Show all lines from the data that include the word "property".

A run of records
_ _ _

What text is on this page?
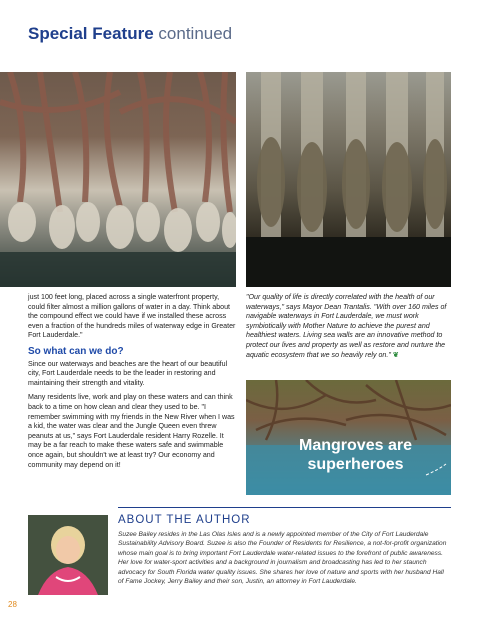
Special Feature continued

just 100 feet long, placed across a single waterfront property, could filter almost a million gallons of water in a day. Think about the compound effect we could have if we installed these across even a fraction of the hundreds miles of waterway edge in Greater Fort Lauderdale."

So what can we do?

Since our waterways and beaches are the heart of our beautiful city, Fort Lauderdale needs to be the leader in restoring and maintaining their strength and vitality.

Many residents live, work and play on these waters and can think back to a time on how clean and clear they used to be. "I remember swimming with my friends in the New River when I was a kid, the water was clear and the Jungle Queen even threw peanuts at us," says Fort Lauderdale resident Harry Rozelle. It may be a far reach to make these waters safe and swimmable once again, but shouldn't we at least try? Our economy and community may depend on it!

"Our quality of life is directly correlated with the health of our waterways," says Mayor Dean Trantalis. "With over 160 miles of navigable waterways in Fort Lauderdale, we must work symbiotically with Mother Nature to achieve the purest and healthiest waters. Living sea walls are an innovative method to protect our lives and property as well as restore and nurture the aquatic ecosystem that we so heavily rely on." ❦

Mangroves are
superheroes
ABOUT THE AUTHOR
Suzee Bailey resides in the Las Olas Isles and is a newly appointed member of the City of Fort Lauderdale Sustainability Advisory Board. Suzee is also the Founder of Residents for Resilience, a not-for-profit organization whose main goal is to bring important Fort Lauderdale water-related issues to the forefront of public awareness. Her love for water-sport activities and a background in journalism and broadcasting has led to her staunch advocacy for South Florida water quality issues. She shares her love of nature and sports with her husband Hall of Fame Jockey, Jerry Bailey and their son, Justin, an attorney in Fort Lauderdale.
28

_ _ _

COMPLETE ANSWER:
just 100 feet long, placed across a single waterfront property, could filter almost a million gallons of water in a day. Think about the compound effect we could have if we installed these across even a fraction of the hundreds miles of waterway edge in Greater Fort Lauderdale."
"Our quality of life is directly correlated with the health of our waterways," says Mayor Dean Trantalis. "With over 160 miles of navigable waterways in Fort Lauderdale, we must work symbiotically with Mother Nature to achieve the purest and healthiest waters. Living sea walls are an innovative method to protect our lives and property as well as restore and nurture the aquatic ecosystem that we so heavily rely on." ❦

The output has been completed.